Excerpts from a figure dataset

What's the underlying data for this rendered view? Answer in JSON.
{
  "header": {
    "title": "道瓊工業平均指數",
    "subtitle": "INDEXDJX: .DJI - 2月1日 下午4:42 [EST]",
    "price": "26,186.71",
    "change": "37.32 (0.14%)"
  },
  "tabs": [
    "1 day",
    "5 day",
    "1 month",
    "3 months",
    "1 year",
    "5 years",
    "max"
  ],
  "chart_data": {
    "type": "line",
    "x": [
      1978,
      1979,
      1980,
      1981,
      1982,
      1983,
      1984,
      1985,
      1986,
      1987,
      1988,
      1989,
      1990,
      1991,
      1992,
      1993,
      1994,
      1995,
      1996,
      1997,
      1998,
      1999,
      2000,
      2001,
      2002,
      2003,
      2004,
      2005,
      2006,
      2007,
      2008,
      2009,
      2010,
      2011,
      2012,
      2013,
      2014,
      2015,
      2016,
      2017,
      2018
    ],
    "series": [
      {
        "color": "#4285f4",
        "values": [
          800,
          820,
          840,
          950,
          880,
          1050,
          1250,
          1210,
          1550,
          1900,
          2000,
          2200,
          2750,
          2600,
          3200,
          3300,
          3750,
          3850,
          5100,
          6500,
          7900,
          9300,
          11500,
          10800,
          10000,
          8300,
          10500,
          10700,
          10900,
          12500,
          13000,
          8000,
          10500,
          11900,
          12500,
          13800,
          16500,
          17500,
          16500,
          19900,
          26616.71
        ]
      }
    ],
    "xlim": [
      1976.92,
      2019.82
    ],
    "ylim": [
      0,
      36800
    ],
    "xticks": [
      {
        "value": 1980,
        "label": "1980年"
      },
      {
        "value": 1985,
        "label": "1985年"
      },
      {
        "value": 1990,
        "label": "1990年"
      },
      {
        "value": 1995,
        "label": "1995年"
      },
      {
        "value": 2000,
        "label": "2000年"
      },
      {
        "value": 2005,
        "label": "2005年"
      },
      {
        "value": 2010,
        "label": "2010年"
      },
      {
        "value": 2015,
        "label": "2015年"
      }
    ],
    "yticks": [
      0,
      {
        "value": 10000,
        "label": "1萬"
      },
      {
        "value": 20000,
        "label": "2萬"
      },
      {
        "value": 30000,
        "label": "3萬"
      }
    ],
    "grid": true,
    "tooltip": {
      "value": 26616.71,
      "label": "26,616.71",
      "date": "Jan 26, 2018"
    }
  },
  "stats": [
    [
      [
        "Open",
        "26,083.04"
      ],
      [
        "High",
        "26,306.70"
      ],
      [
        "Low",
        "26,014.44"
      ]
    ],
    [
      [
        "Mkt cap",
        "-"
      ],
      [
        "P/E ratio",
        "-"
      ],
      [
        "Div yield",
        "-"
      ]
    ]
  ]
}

#### EXERCISE
In the entries above, find every line holding the word "label" and copy it out.

#### RESPONSE TO THE TASK
        "label": "1980年"
        "label": "1985年"
        "label": "1990年"
        "label": "1995年"
        "label": "2000年"
        "label": "2005年"
        "label": "2010年"
        "label": "2015年"
        "label": "1萬"
        "label": "2萬"
        "label": "3萬"
      "label": "26,616.71",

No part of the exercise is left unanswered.